**Task**:
Leave out the pictures and copy everything else in the entries exactly.

**Records to process**:
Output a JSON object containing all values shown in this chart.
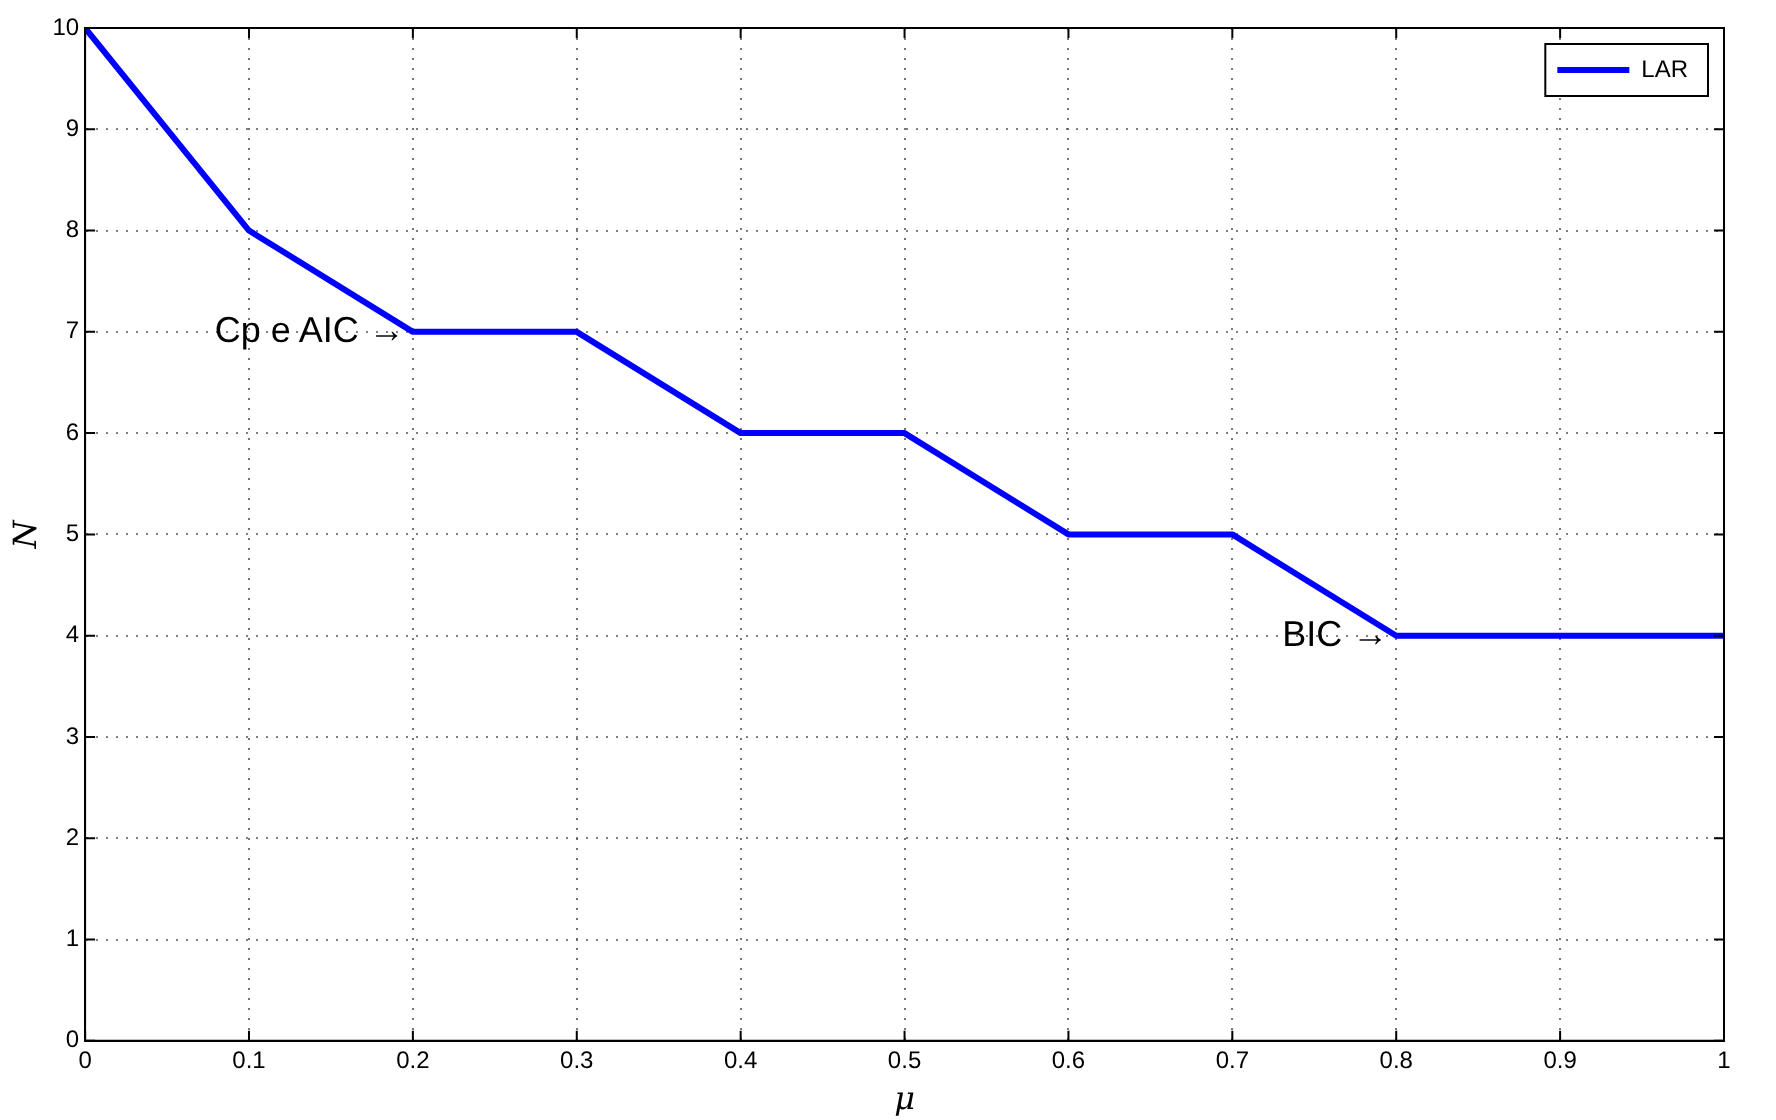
{
  "chart_data": {
    "type": "line",
    "xlabel": "μ",
    "ylabel": "N",
    "x": [
      0,
      0.1,
      0.2,
      0.3,
      0.4,
      0.5,
      0.6,
      0.7,
      0.8,
      0.9,
      1
    ],
    "series": [
      {
        "name": "LAR",
        "color": "#0000ff",
        "values": [
          10,
          8,
          7,
          7,
          6,
          6,
          5,
          5,
          4,
          4,
          4
        ]
      }
    ],
    "xlim": [
      0,
      1
    ],
    "xticks": [
      0,
      0.1,
      0.2,
      0.3,
      0.4,
      0.5,
      0.6,
      0.7,
      0.8,
      0.9,
      1
    ],
    "ylim": [
      0,
      10
    ],
    "yticks": [
      0,
      1,
      2,
      3,
      4,
      5,
      6,
      7,
      8,
      9,
      10
    ],
    "grid": true,
    "legend": "top right",
    "marker": "none",
    "line_style": "solid",
    "annotations": [
      {
        "text": "Cp e AIC →",
        "x": 0.2,
        "y": 7
      },
      {
        "text": "BIC →",
        "x": 0.8,
        "y": 4
      }
    ]
  }
}
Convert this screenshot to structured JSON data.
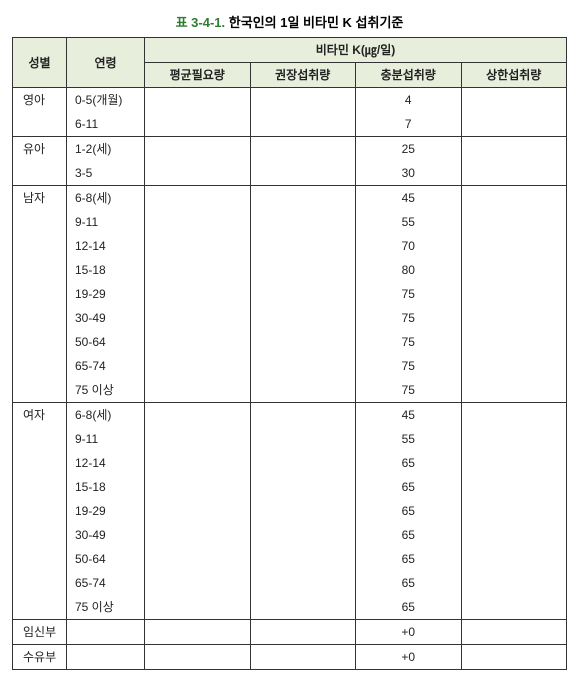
{
  "title_number": "표 3-4-1.",
  "title_text": "한국인의 1일 비타민 K 섭취기준",
  "header": {
    "gender": "성별",
    "age": "연령",
    "nutrient": "비타민 K(㎍/일)",
    "avg": "평균필요량",
    "rec": "권장섭취량",
    "ade": "충분섭취량",
    "ul": "상한섭취량"
  },
  "groups": [
    {
      "gender": "영아",
      "rows": [
        {
          "age": "0-5(개월)",
          "ade": "4"
        },
        {
          "age": "6-11",
          "ade": "7"
        }
      ]
    },
    {
      "gender": "유아",
      "rows": [
        {
          "age": "1-2(세)",
          "ade": "25"
        },
        {
          "age": "3-5",
          "ade": "30"
        }
      ]
    },
    {
      "gender": "남자",
      "rows": [
        {
          "age": "6-8(세)",
          "ade": "45"
        },
        {
          "age": "9-11",
          "ade": "55"
        },
        {
          "age": "12-14",
          "ade": "70"
        },
        {
          "age": "15-18",
          "ade": "80"
        },
        {
          "age": "19-29",
          "ade": "75"
        },
        {
          "age": "30-49",
          "ade": "75"
        },
        {
          "age": "50-64",
          "ade": "75"
        },
        {
          "age": "65-74",
          "ade": "75"
        },
        {
          "age": "75 이상",
          "ade": "75"
        }
      ]
    },
    {
      "gender": "여자",
      "rows": [
        {
          "age": "6-8(세)",
          "ade": "45"
        },
        {
          "age": "9-11",
          "ade": "55"
        },
        {
          "age": "12-14",
          "ade": "65"
        },
        {
          "age": "15-18",
          "ade": "65"
        },
        {
          "age": "19-29",
          "ade": "65"
        },
        {
          "age": "30-49",
          "ade": "65"
        },
        {
          "age": "50-64",
          "ade": "65"
        },
        {
          "age": "65-74",
          "ade": "65"
        },
        {
          "age": "75 이상",
          "ade": "65"
        }
      ]
    },
    {
      "gender": "임신부",
      "rows": [
        {
          "age": "",
          "ade": "+0"
        }
      ]
    },
    {
      "gender": "수유부",
      "rows": [
        {
          "age": "",
          "ade": "+0"
        }
      ]
    }
  ]
}
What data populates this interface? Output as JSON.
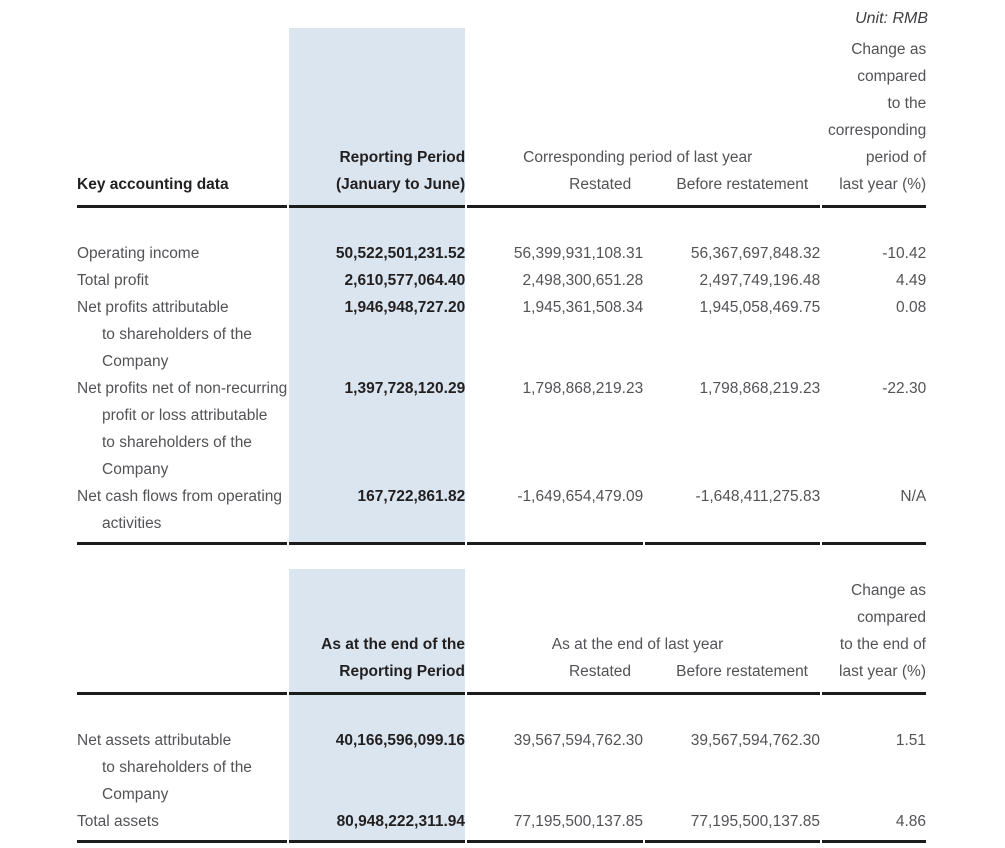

**Response to the task**:
Output a JSON object containing all values shown in this chart.
{
  "chart_data": {
    "type": "line",
    "xlabel": "μ",
    "ylabel": "N",
    "x": [
      0,
      0.1,
      0.2,
      0.3,
      0.4,
      0.5,
      0.6,
      0.7,
      0.8,
      0.9,
      1
    ],
    "series": [
      {
        "name": "LAR",
        "color": "#0000ff",
        "values": [
          10,
          8,
          7,
          7,
          6,
          6,
          5,
          5,
          4,
          4,
          4
        ]
      }
    ],
    "xlim": [
      0,
      1
    ],
    "xticks": [
      0,
      0.1,
      0.2,
      0.3,
      0.4,
      0.5,
      0.6,
      0.7,
      0.8,
      0.9,
      1
    ],
    "ylim": [
      0,
      10
    ],
    "yticks": [
      0,
      1,
      2,
      3,
      4,
      5,
      6,
      7,
      8,
      9,
      10
    ],
    "grid": true,
    "legend": "top right",
    "marker": "none",
    "line_style": "solid",
    "annotations": [
      {
        "text": "Cp e AIC →",
        "x": 0.2,
        "y": 7
      },
      {
        "text": "BIC →",
        "x": 0.8,
        "y": 4
      }
    ]
  }
}
Convert this screenshot to structured JSON data.
{
  "title_number": "표 3-4-1.",
  "title_text": "한국인의 1일 비타민 K 섭취기준",
  "header": {
    "gender": "성별",
    "age": "연령",
    "nutrient": "비타민 K(㎍/일)",
    "avg": "평균필요량",
    "rec": "권장섭취량",
    "ade": "충분섭취량",
    "ul": "상한섭취량"
  },
  "groups": [
    {
      "gender": "영아",
      "rows": [
        {
          "age": "0-5(개월)",
          "ade": "4"
        },
        {
          "age": "6-11",
          "ade": "7"
        }
      ]
    },
    {
      "gender": "유아",
      "rows": [
        {
          "age": "1-2(세)",
          "ade": "25"
        },
        {
          "age": "3-5",
          "ade": "30"
        }
      ]
    },
    {
      "gender": "남자",
      "rows": [
        {
          "age": "6-8(세)",
          "ade": "45"
        },
        {
          "age": "9-11",
          "ade": "55"
        },
        {
          "age": "12-14",
          "ade": "70"
        },
        {
          "age": "15-18",
          "ade": "80"
        },
        {
          "age": "19-29",
          "ade": "75"
        },
        {
          "age": "30-49",
          "ade": "75"
        },
        {
          "age": "50-64",
          "ade": "75"
        },
        {
          "age": "65-74",
          "ade": "75"
        },
        {
          "age": "75 이상",
          "ade": "75"
        }
      ]
    },
    {
      "gender": "여자",
      "rows": [
        {
          "age": "6-8(세)",
          "ade": "45"
        },
        {
          "age": "9-11",
          "ade": "55"
        },
        {
          "age": "12-14",
          "ade": "65"
        },
        {
          "age": "15-18",
          "ade": "65"
        },
        {
          "age": "19-29",
          "ade": "65"
        },
        {
          "age": "30-49",
          "ade": "65"
        },
        {
          "age": "50-64",
          "ade": "65"
        },
        {
          "age": "65-74",
          "ade": "65"
        },
        {
          "age": "75 이상",
          "ade": "65"
        }
      ]
    },
    {
      "gender": "임신부",
      "rows": [
        {
          "age": "",
          "ade": "+0"
        }
      ]
    },
    {
      "gender": "수유부",
      "rows": [
        {
          "age": "",
          "ade": "+0"
        }
      ]
    }
  ]
}
What data populates this interface? Output as JSON.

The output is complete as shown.